[Start]

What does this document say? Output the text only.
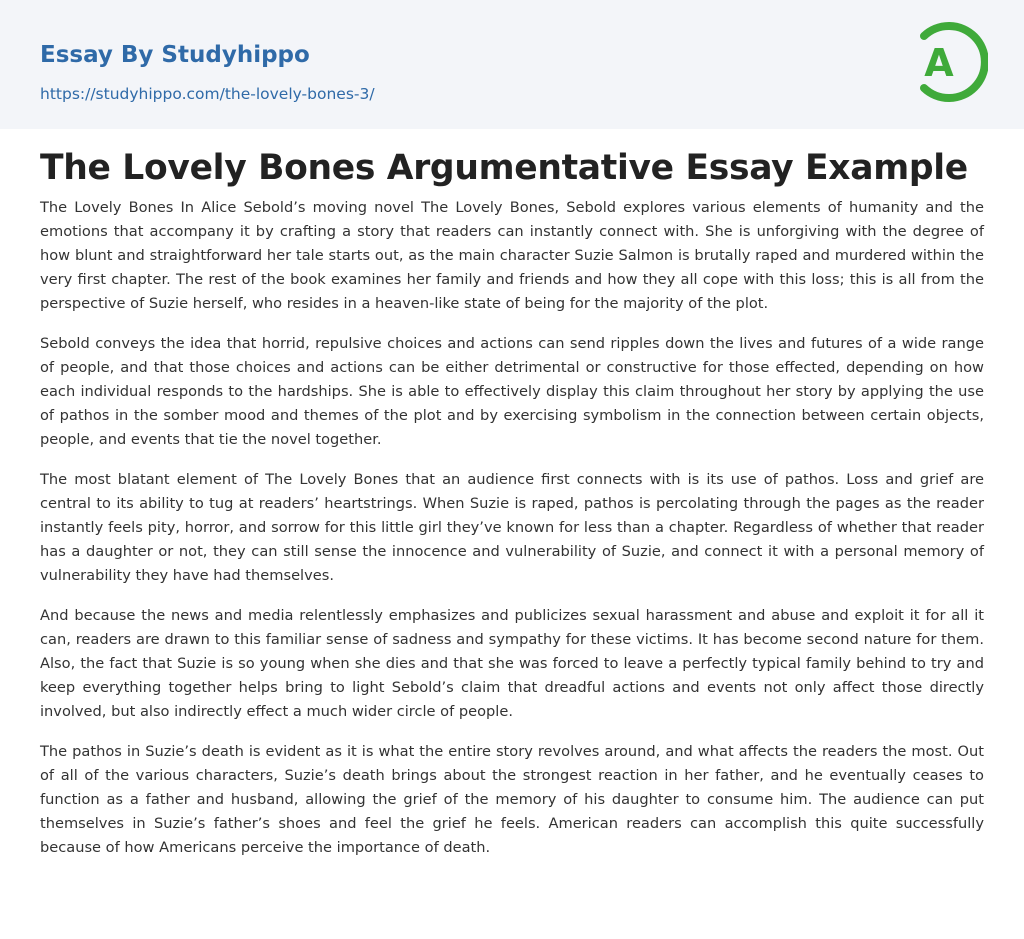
Essay By Studyhippo
https://studyhippo.com/the-lovely-bones-3/
A
The Lovely Bones Argumentative Essay Example

The Lovely Bones In Alice Sebold’s moving novel The Lovely Bones, Sebold explores various elements of humanity and the emotions that accompany it by crafting a story that readers can instantly connect with. She is unforgiving with the degree of how blunt and straightforward her tale starts out, as the main character Suzie Salmon is brutally raped and murdered within the very first chapter. The rest of the book examines her family and friends and how they all cope with this loss; this is all from the perspective of Suzie herself, who resides in a heaven-like state of being for the majority of the plot.

Sebold conveys the idea that horrid, repulsive choices and actions can send ripples down the lives and futures of a wide range of people, and that those choices and actions can be either detrimental or constructive for those effected, depending on how each individual responds to the hardships. She is able to effectively display this claim throughout her story by applying the use of pathos in the somber mood and themes of the plot and by exercising symbolism in the connection between certain objects, people, and events that tie the novel together.

The most blatant element of The Lovely Bones that an audience first connects with is its use of pathos. Loss and grief are central to its ability to tug at readers’ heartstrings. When Suzie is raped, pathos is percolating through the pages as the reader instantly feels pity, horror, and sorrow for this little girl they’ve known for less than a chapter. Regardless of whether that reader has a daughter or not, they can still sense the innocence and vulnerability of Suzie, and connect it with a personal memory of vulnerability they have had themselves.

And because the news and media relentlessly emphasizes and publicizes sexual harassment and abuse and exploit it for all it can, readers are drawn to this familiar sense of sadness and sympathy for these victims. It has become second nature for them. Also, the fact that Suzie is so young when she dies and that she was forced to leave a perfectly typical family behind to try and keep everything together helps bring to light Sebold’s claim that dreadful actions and events not only affect those directly involved, but also indirectly effect a much wider circle of people.

The pathos in Suzie’s death is evident as it is what the entire story revolves around, and what affects the readers the most. Out of all of the various characters, Suzie’s death brings about the strongest reaction in her father, and he eventually ceases to function as a father and husband, allowing the grief of the memory of his daughter to consume him. The audience can put themselves in Suzie’s father’s shoes and feel the grief he feels. American readers can accomplish this quite successfully because of how Americans perceive the importance of death.
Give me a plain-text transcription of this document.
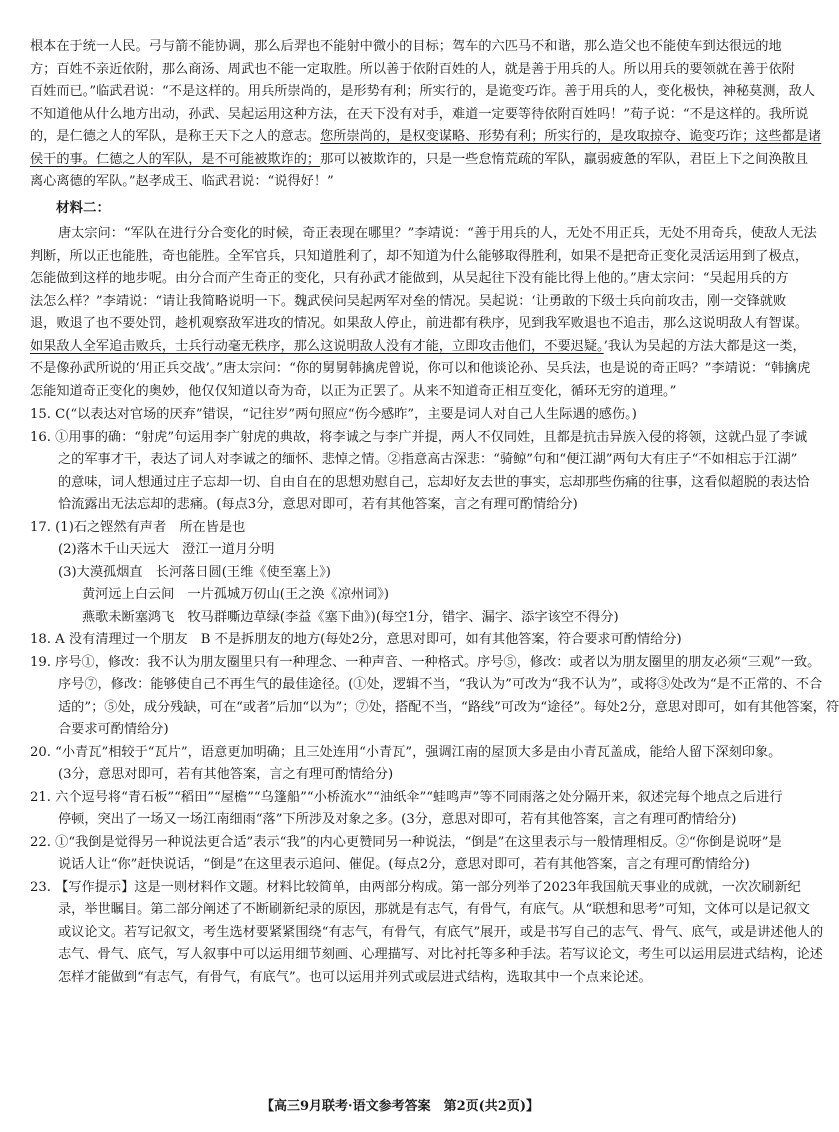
根本在于统一人民。弓与箭不能协调，那么后羿也不能射中微小的目标；驾车的六匹马不和谐，那么造父也不能使车到达很远的地
方；百姓不亲近依附，那么商汤、周武也不能一定取胜。所以善于依附百姓的人，就是善于用兵的人。所以用兵的要领就在善于依附
百姓而已。”临武君说：“不是这样的。用兵所崇尚的，是形势有利；所实行的，是诡变巧诈。善于用兵的人，变化极快，神秘莫测，敌人
不知道他从什么地方出动，孙武、吴起运用这种方法，在天下没有对手，难道一定要等待依附百姓吗！”荀子说：“不是这样的。我所说
的，是仁德之人的军队，是称王天下之人的意志。您所崇尚的，是权变谋略、形势有利；所实行的，是攻取掠夺、诡变巧诈；这些都是诸
侯干的事。仁德之人的军队，是不可能被欺诈的；那可以被欺诈的，只是一些怠惰荒疏的军队，羸弱疲惫的军队，君臣上下之间涣散且
离心离德的军队。”赵孝成王、临武君说：“说得好！”

材料二：

唐太宗问：“军队在进行分合变化的时候，奇正表现在哪里？”李靖说：“善于用兵的人，无处不用正兵，无处不用奇兵，使敌人无法
判断，所以正也能胜，奇也能胜。全军官兵，只知道胜利了，却不知道为什么能够取得胜利，如果不是把奇正变化灵活运用到了极点，
怎能做到这样的地步呢。由分合而产生奇正的变化，只有孙武才能做到，从吴起往下没有能比得上他的。”唐太宗问：“吴起用兵的方
法怎么样？”李靖说：“请让我简略说明一下。魏武侯问吴起两军对垒的情况。吴起说：‘让勇敢的下级士兵向前攻击，刚一交锋就败
退，败退了也不要处罚，趁机观察敌军进攻的情况。如果敌人停止，前进都有秩序，见到我军败退也不追击，那么这说明敌人有智谋。
如果敌人全军追击败兵，士兵行动毫无秩序，那么这说明敌人没有才能，立即攻击他们，不要迟疑。’我认为吴起的方法大都是这一类，
不是像孙武所说的‘用正兵交战’。”唐太宗问：“你的舅舅韩擒虎曾说，你可以和他谈论孙、吴兵法，也是说的奇正吗？”李靖说：“韩擒虎
怎能知道奇正变化的奥妙，他仅仅知道以奇为奇，以正为正罢了。从来不知道奇正相互变化，循环无穷的道理。”
15. C(“以表达对官场的厌弃”错误，“记往岁”两句照应“伤今感昨”，主要是词人对自己人生际遇的感伤。)
16. ①用事的确：“射虎”句运用李广射虎的典故，将李诚之与李广并提，两人不仅同姓，且都是抗击异族入侵的将领，这就凸显了李诚
之的军事才干，表达了词人对李诚之的缅怀、悲悼之情。②指意高古深悲：“骑鲸”句和“便江湖”两句大有庄子“不如相忘于江湖”
的意味，词人想通过庄子忘却一切、自由自在的思想劝慰自己，忘却好友去世的事实，忘却那些伤痛的往事，这看似超脱的表达恰
恰流露出无法忘却的悲痛。(每点3分，意思对即可，若有其他答案，言之有理可酌情给分)
17. (1)石之铿然有声者　所在皆是也
(2)落木千山天远大　澄江一道月分明
(3)大漠孤烟直　长河落日圆(王维《使至塞上》)
黄河远上白云间　一片孤城万仞山(王之涣《凉州词》)
燕歌未断塞鸿飞　牧马群嘶边草绿(李益《塞下曲》)(每空1分，错字、漏字、添字该空不得分)
18. A 没有清理过一个朋友　B 不是拆朋友的地方(每处2分，意思对即可，如有其他答案，符合要求可酌情给分)
19. 序号①，修改：我不认为朋友圈里只有一种理念、一种声音、一种格式。序号⑤，修改：或者以为朋友圈里的朋友必须“三观”一致。
序号⑦，修改：能够使自己不再生气的最佳途径。(①处，逻辑不当，“我认为”可改为“我不认为”，或将③处改为“是不正常的、不合
适的”；⑤处，成分残缺，可在“或者”后加“以为”；⑦处，搭配不当，“路线”可改为“途径”。每处2分，意思对即可，如有其他答案，符
合要求可酌情给分)
20. “小青瓦”相较于“瓦片”，语意更加明确；且三处连用“小青瓦”，强调江南的屋顶大多是由小青瓦盖成，能给人留下深刻印象。
(3分，意思对即可，若有其他答案，言之有理可酌情给分)
21. 六个逗号将“青石板”“稻田”“屋檐”“乌篷船”“小桥流水”“油纸伞”“蛙鸣声”等不同雨落之处分隔开来，叙述完每个地点之后进行
停顿，突出了一场又一场江南细雨“落”下所涉及对象之多。(3分，意思对即可，若有其他答案，言之有理可酌情给分)
22. ①“我倒是觉得另一种说法更合适”表示“我”的内心更赞同另一种说法，“倒是”在这里表示与一般情理相反。②“你倒是说呀”是
说话人让“你”赶快说话，“倒是”在这里表示追问、催促。(每点2分，意思对即可，若有其他答案，言之有理可酌情给分)
23. 【写作提示】这是一则材料作文题。材料比较简单，由两部分构成。第一部分列举了2023年我国航天事业的成就，一次次刷新纪
录，举世瞩目。第二部分阐述了不断刷新纪录的原因，那就是有志气，有骨气，有底气。从“联想和思考”可知，文体可以是记叙文
或议论文。若写记叙文，考生选材要紧紧围绕“有志气，有骨气，有底气”展开，或是书写自己的志气、骨气、底气，或是讲述他人的
志气、骨气、底气，写人叙事中可以运用细节刻画、心理描写、对比衬托等多种手法。若写议论文，考生可以运用层进式结构，论述
怎样才能做到“有志气，有骨气，有底气”。也可以运用并列式或层进式结构，选取其中一个点来论述。
【高三9月联考·语文参考答案　第2页(共2页)】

[End]

** PROBLEM **
From the listing above, copy out each line where the word "如有其他答案" appears.

** ANSWER IN FULL **
18. A 没有清理过一个朋友　B 不是拆朋友的地方(每处2分，意思对即可，如有其他答案，符合要求可酌情给分)
适的”；⑤处，成分残缺，可在“或者”后加“以为”；⑦处，搭配不当，“路线”可改为“途径”。每处2分，意思对即可，如有其他答案，符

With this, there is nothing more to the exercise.